Exercise requirements:
Reproduce each line of the material precisely.

'''

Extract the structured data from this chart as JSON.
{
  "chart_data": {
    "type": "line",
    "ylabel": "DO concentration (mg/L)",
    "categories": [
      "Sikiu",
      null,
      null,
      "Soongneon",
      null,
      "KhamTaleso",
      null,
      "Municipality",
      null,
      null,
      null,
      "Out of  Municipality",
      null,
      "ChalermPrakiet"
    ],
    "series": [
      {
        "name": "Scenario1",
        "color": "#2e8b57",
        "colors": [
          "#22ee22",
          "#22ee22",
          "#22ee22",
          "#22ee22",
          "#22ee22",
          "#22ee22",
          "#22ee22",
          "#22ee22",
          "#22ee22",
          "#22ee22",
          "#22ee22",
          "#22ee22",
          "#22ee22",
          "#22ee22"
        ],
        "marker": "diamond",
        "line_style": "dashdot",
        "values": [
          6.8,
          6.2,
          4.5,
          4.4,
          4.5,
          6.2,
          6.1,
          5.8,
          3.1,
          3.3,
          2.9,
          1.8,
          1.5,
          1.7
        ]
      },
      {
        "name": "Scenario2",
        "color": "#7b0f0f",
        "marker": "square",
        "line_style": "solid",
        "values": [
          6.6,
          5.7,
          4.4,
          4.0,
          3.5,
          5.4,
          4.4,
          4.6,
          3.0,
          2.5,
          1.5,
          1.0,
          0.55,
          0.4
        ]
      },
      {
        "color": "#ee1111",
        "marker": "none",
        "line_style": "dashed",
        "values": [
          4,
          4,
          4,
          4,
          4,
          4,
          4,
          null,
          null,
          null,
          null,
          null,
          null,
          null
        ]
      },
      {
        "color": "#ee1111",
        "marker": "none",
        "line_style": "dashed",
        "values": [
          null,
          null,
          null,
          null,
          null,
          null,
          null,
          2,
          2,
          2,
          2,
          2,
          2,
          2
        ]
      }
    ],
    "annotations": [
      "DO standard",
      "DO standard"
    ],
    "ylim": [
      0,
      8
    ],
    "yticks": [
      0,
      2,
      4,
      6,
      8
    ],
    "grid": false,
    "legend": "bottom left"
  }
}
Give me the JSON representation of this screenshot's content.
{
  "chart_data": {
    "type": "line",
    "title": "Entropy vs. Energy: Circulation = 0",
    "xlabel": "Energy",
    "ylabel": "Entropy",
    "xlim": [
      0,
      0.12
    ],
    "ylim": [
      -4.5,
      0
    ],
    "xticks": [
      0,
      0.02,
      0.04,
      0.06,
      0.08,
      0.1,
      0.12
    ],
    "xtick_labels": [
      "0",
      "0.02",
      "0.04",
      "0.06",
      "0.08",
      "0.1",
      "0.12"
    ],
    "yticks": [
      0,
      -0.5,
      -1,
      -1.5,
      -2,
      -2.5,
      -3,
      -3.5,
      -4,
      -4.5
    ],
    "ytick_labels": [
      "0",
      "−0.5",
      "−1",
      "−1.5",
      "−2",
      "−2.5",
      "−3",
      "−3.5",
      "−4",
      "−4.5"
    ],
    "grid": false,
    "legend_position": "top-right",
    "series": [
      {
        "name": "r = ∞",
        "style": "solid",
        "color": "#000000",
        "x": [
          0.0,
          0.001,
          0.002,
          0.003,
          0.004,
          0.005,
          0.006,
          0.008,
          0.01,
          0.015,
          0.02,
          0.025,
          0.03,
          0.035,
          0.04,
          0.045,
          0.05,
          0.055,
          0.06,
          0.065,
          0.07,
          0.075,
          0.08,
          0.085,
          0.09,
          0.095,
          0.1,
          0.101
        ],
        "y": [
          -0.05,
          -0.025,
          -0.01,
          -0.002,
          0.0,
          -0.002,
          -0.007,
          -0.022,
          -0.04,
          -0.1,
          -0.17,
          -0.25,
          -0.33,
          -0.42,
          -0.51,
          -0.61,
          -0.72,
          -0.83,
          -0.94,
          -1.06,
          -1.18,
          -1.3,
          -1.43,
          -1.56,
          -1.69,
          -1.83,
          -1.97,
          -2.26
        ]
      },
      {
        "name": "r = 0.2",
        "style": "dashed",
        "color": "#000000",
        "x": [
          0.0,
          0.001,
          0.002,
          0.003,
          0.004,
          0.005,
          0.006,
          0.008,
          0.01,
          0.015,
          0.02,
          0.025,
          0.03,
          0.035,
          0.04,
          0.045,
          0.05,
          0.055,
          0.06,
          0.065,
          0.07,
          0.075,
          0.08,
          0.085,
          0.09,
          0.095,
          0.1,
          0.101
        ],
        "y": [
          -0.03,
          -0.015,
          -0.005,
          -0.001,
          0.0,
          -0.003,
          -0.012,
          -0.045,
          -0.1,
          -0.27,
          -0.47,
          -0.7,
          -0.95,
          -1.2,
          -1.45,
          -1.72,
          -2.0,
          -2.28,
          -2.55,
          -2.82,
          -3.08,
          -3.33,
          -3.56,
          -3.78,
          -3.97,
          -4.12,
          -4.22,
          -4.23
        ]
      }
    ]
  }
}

'''

Finished task:
Extract the structured data from this chart as JSON.
{
  "chart_data": {
    "type": "line",
    "ylabel": "DO concentration (mg/L)",
    "categories": [
      "Sikiu",
      null,
      null,
      "Soongneon",
      null,
      "KhamTaleso",
      null,
      "Municipality",
      null,
      null,
      null,
      "Out of  Municipality",
      null,
      "ChalermPrakiet"
    ],
    "series": [
      {
        "name": "Scenario1",
        "color": "#2e8b57",
        "colors": [
          "#22ee22",
          "#22ee22",
          "#22ee22",
          "#22ee22",
          "#22ee22",
          "#22ee22",
          "#22ee22",
          "#22ee22",
          "#22ee22",
          "#22ee22",
          "#22ee22",
          "#22ee22",
          "#22ee22",
          "#22ee22"
        ],
        "marker": "diamond",
        "line_style": "dashdot",
        "values": [
          6.8,
          6.2,
          4.5,
          4.4,
          4.5,
          6.2,
          6.1,
          5.8,
          3.1,
          3.3,
          2.9,
          1.8,
          1.5,
          1.7
        ]
      },
      {
        "name": "Scenario2",
        "color": "#7b0f0f",
        "marker": "square",
        "line_style": "solid",
        "values": [
          6.6,
          5.7,
          4.4,
          4.0,
          3.5,
          5.4,
          4.4,
          4.6,
          3.0,
          2.5,
          1.5,
          1.0,
          0.55,
          0.4
        ]
      },
      {
        "color": "#ee1111",
        "marker": "none",
        "line_style": "dashed",
        "values": [
          4,
          4,
          4,
          4,
          4,
          4,
          4,
          null,
          null,
          null,
          null,
          null,
          null,
          null
        ]
      },
      {
        "color": "#ee1111",
        "marker": "none",
        "line_style": "dashed",
        "values": [
          null,
          null,
          null,
          null,
          null,
          null,
          null,
          2,
          2,
          2,
          2,
          2,
          2,
          2
        ]
      }
    ],
    "annotations": [
      "DO standard",
      "DO standard"
    ],
    "ylim": [
      0,
      8
    ],
    "yticks": [
      0,
      2,
      4,
      6,
      8
    ],
    "grid": false,
    "legend": "bottom left"
  }
}
Give me the JSON representation of this screenshot's content.
{
  "chart_data": {
    "type": "line",
    "title": "Entropy vs. Energy: Circulation = 0",
    "xlabel": "Energy",
    "ylabel": "Entropy",
    "xlim": [
      0,
      0.12
    ],
    "ylim": [
      -4.5,
      0
    ],
    "xticks": [
      0,
      0.02,
      0.04,
      0.06,
      0.08,
      0.1,
      0.12
    ],
    "xtick_labels": [
      "0",
      "0.02",
      "0.04",
      "0.06",
      "0.08",
      "0.1",
      "0.12"
    ],
    "yticks": [
      0,
      -0.5,
      -1,
      -1.5,
      -2,
      -2.5,
      -3,
      -3.5,
      -4,
      -4.5
    ],
    "ytick_labels": [
      "0",
      "−0.5",
      "−1",
      "−1.5",
      "−2",
      "−2.5",
      "−3",
      "−3.5",
      "−4",
      "−4.5"
    ],
    "grid": false,
    "legend_position": "top-right",
    "series": [
      {
        "name": "r = ∞",
        "style": "solid",
        "color": "#000000",
        "x": [
          0.0,
          0.001,
          0.002,
          0.003,
          0.004,
          0.005,
          0.006,
          0.008,
          0.01,
          0.015,
          0.02,
          0.025,
          0.03,
          0.035,
          0.04,
          0.045,
          0.05,
          0.055,
          0.06,
          0.065,
          0.07,
          0.075,
          0.08,
          0.085,
          0.09,
          0.095,
          0.1,
          0.101
        ],
        "y": [
          -0.05,
          -0.025,
          -0.01,
          -0.002,
          0.0,
          -0.002,
          -0.007,
          -0.022,
          -0.04,
          -0.1,
          -0.17,
          -0.25,
          -0.33,
          -0.42,
          -0.51,
          -0.61,
          -0.72,
          -0.83,
          -0.94,
          -1.06,
          -1.18,
          -1.3,
          -1.43,
          -1.56,
          -1.69,
          -1.83,
          -1.97,
          -2.26
        ]
      },
      {
        "name": "r = 0.2",
        "style": "dashed",
        "color": "#000000",
        "x": [
          0.0,
          0.001,
          0.002,
          0.003,
          0.004,
          0.005,
          0.006,
          0.008,
          0.01,
          0.015,
          0.02,
          0.025,
          0.03,
          0.035,
          0.04,
          0.045,
          0.05,
          0.055,
          0.06,
          0.065,
          0.07,
          0.075,
          0.08,
          0.085,
          0.09,
          0.095,
          0.1,
          0.101
        ],
        "y": [
          -0.03,
          -0.015,
          -0.005,
          -0.001,
          0.0,
          -0.003,
          -0.012,
          -0.045,
          -0.1,
          -0.27,
          -0.47,
          -0.7,
          -0.95,
          -1.2,
          -1.45,
          -1.72,
          -2.0,
          -2.28,
          -2.55,
          -2.82,
          -3.08,
          -3.33,
          -3.56,
          -3.78,
          -3.97,
          -4.12,
          -4.22,
          -4.23
        ]
      }
    ]
  }
}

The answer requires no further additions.